(Data listing)

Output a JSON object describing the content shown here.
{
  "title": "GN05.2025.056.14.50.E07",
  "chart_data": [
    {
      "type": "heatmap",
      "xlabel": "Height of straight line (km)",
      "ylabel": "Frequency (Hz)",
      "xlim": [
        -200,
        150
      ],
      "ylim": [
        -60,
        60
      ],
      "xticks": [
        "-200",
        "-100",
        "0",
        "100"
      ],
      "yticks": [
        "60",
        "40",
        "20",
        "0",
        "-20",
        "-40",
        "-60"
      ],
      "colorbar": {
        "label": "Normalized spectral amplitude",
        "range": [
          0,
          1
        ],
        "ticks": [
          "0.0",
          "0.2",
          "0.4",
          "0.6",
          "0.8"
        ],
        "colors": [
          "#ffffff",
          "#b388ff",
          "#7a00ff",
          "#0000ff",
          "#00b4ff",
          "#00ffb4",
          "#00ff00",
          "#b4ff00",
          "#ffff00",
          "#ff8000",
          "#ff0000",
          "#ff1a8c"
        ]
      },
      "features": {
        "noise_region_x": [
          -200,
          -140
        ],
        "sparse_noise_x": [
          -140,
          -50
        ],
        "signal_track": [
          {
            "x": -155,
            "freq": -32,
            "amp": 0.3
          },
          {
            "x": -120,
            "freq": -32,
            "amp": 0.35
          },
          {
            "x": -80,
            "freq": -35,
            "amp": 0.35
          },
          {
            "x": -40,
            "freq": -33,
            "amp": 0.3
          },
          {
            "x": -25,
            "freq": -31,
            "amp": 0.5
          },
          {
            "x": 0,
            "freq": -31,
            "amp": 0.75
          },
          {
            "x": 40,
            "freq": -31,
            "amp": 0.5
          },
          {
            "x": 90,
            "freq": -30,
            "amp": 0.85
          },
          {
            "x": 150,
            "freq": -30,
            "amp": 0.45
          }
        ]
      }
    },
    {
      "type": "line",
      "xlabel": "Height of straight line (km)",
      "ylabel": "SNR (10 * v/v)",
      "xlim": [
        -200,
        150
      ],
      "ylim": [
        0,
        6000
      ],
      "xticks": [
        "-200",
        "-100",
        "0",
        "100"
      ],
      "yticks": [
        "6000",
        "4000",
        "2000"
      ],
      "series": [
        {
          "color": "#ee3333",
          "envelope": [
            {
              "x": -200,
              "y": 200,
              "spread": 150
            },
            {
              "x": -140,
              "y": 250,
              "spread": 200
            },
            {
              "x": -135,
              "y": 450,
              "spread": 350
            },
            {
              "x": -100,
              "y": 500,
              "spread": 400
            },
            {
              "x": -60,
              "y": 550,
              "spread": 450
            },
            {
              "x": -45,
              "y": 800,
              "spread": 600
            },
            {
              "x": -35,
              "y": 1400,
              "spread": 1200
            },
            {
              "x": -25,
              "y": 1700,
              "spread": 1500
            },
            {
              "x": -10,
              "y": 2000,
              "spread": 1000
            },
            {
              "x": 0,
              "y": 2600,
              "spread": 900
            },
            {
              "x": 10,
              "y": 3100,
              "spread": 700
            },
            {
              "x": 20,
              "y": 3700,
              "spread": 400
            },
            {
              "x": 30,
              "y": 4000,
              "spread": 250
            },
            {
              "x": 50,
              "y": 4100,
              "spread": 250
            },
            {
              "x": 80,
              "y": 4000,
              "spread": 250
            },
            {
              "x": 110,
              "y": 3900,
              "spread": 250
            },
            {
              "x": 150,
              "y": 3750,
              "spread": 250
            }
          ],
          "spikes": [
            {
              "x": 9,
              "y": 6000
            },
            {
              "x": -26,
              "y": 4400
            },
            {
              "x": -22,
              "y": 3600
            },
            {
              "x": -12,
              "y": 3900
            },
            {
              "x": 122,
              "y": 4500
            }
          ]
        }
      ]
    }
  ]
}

(What the task requires)
Repeat the data above, word for word.

(Solution below)
Output a JSON object describing the content shown here.
{
  "title": "GN05.2025.056.14.50.E07",
  "chart_data": [
    {
      "type": "heatmap",
      "xlabel": "Height of straight line (km)",
      "ylabel": "Frequency (Hz)",
      "xlim": [
        -200,
        150
      ],
      "ylim": [
        -60,
        60
      ],
      "xticks": [
        "-200",
        "-100",
        "0",
        "100"
      ],
      "yticks": [
        "60",
        "40",
        "20",
        "0",
        "-20",
        "-40",
        "-60"
      ],
      "colorbar": {
        "label": "Normalized spectral amplitude",
        "range": [
          0,
          1
        ],
        "ticks": [
          "0.0",
          "0.2",
          "0.4",
          "0.6",
          "0.8"
        ],
        "colors": [
          "#ffffff",
          "#b388ff",
          "#7a00ff",
          "#0000ff",
          "#00b4ff",
          "#00ffb4",
          "#00ff00",
          "#b4ff00",
          "#ffff00",
          "#ff8000",
          "#ff0000",
          "#ff1a8c"
        ]
      },
      "features": {
        "noise_region_x": [
          -200,
          -140
        ],
        "sparse_noise_x": [
          -140,
          -50
        ],
        "signal_track": [
          {
            "x": -155,
            "freq": -32,
            "amp": 0.3
          },
          {
            "x": -120,
            "freq": -32,
            "amp": 0.35
          },
          {
            "x": -80,
            "freq": -35,
            "amp": 0.35
          },
          {
            "x": -40,
            "freq": -33,
            "amp": 0.3
          },
          {
            "x": -25,
            "freq": -31,
            "amp": 0.5
          },
          {
            "x": 0,
            "freq": -31,
            "amp": 0.75
          },
          {
            "x": 40,
            "freq": -31,
            "amp": 0.5
          },
          {
            "x": 90,
            "freq": -30,
            "amp": 0.85
          },
          {
            "x": 150,
            "freq": -30,
            "amp": 0.45
          }
        ]
      }
    },
    {
      "type": "line",
      "xlabel": "Height of straight line (km)",
      "ylabel": "SNR (10 * v/v)",
      "xlim": [
        -200,
        150
      ],
      "ylim": [
        0,
        6000
      ],
      "xticks": [
        "-200",
        "-100",
        "0",
        "100"
      ],
      "yticks": [
        "6000",
        "4000",
        "2000"
      ],
      "series": [
        {
          "color": "#ee3333",
          "envelope": [
            {
              "x": -200,
              "y": 200,
              "spread": 150
            },
            {
              "x": -140,
              "y": 250,
              "spread": 200
            },
            {
              "x": -135,
              "y": 450,
              "spread": 350
            },
            {
              "x": -100,
              "y": 500,
              "spread": 400
            },
            {
              "x": -60,
              "y": 550,
              "spread": 450
            },
            {
              "x": -45,
              "y": 800,
              "spread": 600
            },
            {
              "x": -35,
              "y": 1400,
              "spread": 1200
            },
            {
              "x": -25,
              "y": 1700,
              "spread": 1500
            },
            {
              "x": -10,
              "y": 2000,
              "spread": 1000
            },
            {
              "x": 0,
              "y": 2600,
              "spread": 900
            },
            {
              "x": 10,
              "y": 3100,
              "spread": 700
            },
            {
              "x": 20,
              "y": 3700,
              "spread": 400
            },
            {
              "x": 30,
              "y": 4000,
              "spread": 250
            },
            {
              "x": 50,
              "y": 4100,
              "spread": 250
            },
            {
              "x": 80,
              "y": 4000,
              "spread": 250
            },
            {
              "x": 110,
              "y": 3900,
              "spread": 250
            },
            {
              "x": 150,
              "y": 3750,
              "spread": 250
            }
          ],
          "spikes": [
            {
              "x": 9,
              "y": 6000
            },
            {
              "x": -26,
              "y": 4400
            },
            {
              "x": -22,
              "y": 3600
            },
            {
              "x": -12,
              "y": 3900
            },
            {
              "x": 122,
              "y": 4500
            }
          ]
        }
      ]
    }
  ]
}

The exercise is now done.